[Document content entries]
>>

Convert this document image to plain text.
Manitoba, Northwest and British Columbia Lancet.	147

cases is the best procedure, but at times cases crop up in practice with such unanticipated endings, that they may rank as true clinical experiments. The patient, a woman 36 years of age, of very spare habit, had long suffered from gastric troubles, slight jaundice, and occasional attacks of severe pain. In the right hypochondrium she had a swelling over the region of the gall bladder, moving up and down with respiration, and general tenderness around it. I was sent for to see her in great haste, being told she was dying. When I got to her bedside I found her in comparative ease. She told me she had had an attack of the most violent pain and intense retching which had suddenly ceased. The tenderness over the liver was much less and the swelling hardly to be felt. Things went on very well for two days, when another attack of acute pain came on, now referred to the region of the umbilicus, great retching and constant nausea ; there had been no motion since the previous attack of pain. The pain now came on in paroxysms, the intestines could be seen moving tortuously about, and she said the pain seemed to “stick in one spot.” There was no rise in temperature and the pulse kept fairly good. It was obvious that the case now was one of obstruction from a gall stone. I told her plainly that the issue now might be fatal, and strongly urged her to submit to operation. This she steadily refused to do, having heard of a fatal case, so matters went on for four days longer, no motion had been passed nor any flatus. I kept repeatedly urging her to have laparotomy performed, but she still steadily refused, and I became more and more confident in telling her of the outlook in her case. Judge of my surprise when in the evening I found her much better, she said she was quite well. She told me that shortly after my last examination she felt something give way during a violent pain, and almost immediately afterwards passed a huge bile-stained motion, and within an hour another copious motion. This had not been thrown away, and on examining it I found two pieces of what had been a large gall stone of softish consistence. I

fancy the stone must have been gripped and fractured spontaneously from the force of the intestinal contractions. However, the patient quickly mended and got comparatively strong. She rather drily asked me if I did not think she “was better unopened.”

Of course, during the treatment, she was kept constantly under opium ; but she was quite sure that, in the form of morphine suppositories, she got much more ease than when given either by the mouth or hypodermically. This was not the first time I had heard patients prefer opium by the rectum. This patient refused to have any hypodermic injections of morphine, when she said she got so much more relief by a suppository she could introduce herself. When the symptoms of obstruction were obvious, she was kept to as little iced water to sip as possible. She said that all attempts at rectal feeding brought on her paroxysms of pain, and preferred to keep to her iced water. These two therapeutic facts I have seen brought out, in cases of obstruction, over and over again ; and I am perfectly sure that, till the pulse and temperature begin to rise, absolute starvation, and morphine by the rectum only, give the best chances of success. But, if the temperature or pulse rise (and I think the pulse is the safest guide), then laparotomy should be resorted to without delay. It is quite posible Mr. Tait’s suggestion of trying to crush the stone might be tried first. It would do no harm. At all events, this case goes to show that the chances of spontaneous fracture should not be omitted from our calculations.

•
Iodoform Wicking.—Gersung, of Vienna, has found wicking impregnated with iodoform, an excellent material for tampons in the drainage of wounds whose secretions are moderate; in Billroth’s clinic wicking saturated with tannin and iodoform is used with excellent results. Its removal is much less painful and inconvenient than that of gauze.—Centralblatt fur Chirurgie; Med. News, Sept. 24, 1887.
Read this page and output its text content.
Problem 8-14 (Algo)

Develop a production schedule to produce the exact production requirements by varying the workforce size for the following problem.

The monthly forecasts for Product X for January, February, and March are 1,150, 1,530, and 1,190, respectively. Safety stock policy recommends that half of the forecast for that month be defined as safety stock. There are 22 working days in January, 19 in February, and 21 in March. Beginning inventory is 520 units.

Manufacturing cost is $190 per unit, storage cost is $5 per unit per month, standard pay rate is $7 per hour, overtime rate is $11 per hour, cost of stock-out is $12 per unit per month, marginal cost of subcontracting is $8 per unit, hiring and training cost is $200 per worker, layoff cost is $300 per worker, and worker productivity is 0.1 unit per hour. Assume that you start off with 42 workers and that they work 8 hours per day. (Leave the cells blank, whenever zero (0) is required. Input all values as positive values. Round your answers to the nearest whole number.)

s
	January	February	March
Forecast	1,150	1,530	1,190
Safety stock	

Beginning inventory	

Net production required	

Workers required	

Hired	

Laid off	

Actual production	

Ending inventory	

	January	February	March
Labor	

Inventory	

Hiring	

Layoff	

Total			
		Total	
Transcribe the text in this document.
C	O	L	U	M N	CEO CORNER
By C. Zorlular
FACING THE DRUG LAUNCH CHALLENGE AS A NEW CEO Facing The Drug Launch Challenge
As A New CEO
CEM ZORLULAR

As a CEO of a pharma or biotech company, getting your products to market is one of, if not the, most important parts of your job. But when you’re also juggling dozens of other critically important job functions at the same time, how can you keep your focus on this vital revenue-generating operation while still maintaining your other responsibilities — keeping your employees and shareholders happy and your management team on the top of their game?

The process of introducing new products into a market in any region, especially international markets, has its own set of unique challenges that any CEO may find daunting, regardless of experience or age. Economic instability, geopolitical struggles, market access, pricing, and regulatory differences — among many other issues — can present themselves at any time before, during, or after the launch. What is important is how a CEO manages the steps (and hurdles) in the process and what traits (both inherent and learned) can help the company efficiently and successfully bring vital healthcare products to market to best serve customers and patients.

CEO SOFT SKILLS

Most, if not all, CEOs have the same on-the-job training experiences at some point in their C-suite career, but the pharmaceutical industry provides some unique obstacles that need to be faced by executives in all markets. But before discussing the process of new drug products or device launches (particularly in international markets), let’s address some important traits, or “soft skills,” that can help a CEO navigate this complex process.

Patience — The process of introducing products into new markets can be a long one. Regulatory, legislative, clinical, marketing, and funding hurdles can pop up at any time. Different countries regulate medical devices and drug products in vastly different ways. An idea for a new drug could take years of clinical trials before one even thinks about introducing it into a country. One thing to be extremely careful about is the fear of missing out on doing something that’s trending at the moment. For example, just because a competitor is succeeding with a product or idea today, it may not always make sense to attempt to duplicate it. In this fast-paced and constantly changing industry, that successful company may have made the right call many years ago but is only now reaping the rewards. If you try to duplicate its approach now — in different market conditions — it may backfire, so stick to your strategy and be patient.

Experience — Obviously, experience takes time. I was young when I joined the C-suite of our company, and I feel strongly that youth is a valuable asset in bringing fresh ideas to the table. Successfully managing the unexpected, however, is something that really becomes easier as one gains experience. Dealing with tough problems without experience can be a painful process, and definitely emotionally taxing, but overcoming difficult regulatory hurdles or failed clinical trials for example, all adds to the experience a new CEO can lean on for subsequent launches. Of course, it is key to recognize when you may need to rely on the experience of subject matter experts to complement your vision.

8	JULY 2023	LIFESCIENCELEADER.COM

<<

- _Try it_
Copy here each line of the preceding records with "text" in it.

- _The completed task_
Convert this document image to plain text.
Read this page and output its text content.
Transcribe the text in this document.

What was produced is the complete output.